Data records:
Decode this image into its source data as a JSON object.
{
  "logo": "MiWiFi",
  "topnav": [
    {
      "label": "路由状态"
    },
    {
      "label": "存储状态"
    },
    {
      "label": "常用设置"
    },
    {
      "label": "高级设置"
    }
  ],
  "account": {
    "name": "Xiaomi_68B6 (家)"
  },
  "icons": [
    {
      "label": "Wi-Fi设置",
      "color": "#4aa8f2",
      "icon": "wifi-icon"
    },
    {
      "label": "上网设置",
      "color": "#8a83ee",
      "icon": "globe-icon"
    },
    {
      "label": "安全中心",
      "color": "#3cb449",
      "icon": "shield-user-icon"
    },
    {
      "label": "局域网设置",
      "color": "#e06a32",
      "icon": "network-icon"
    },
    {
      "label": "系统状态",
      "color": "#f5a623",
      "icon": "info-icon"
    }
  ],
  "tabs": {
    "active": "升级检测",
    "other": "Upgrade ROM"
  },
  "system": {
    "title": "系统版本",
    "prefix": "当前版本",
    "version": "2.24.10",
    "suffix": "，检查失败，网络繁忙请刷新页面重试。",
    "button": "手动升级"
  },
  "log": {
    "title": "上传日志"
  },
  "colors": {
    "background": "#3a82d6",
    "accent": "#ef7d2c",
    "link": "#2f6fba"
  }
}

# Set problem
Set all of the entries down again, exactly as they were given.

# Exercise response
Decode this image into its source data as a JSON object.
{
  "logo": "MiWiFi",
  "topnav": [
    {
      "label": "路由状态"
    },
    {
      "label": "存储状态"
    },
    {
      "label": "常用设置"
    },
    {
      "label": "高级设置"
    }
  ],
  "account": {
    "name": "Xiaomi_68B6 (家)"
  },
  "icons": [
    {
      "label": "Wi-Fi设置",
      "color": "#4aa8f2",
      "icon": "wifi-icon"
    },
    {
      "label": "上网设置",
      "color": "#8a83ee",
      "icon": "globe-icon"
    },
    {
      "label": "安全中心",
      "color": "#3cb449",
      "icon": "shield-user-icon"
    },
    {
      "label": "局域网设置",
      "color": "#e06a32",
      "icon": "network-icon"
    },
    {
      "label": "系统状态",
      "color": "#f5a623",
      "icon": "info-icon"
    }
  ],
  "tabs": {
    "active": "升级检测",
    "other": "Upgrade ROM"
  },
  "system": {
    "title": "系统版本",
    "prefix": "当前版本",
    "version": "2.24.10",
    "suffix": "，检查失败，网络繁忙请刷新页面重试。",
    "button": "手动升级"
  },
  "log": {
    "title": "上传日志"
  },
  "colors": {
    "background": "#3a82d6",
    "accent": "#ef7d2c",
    "link": "#2f6fba"
  }
}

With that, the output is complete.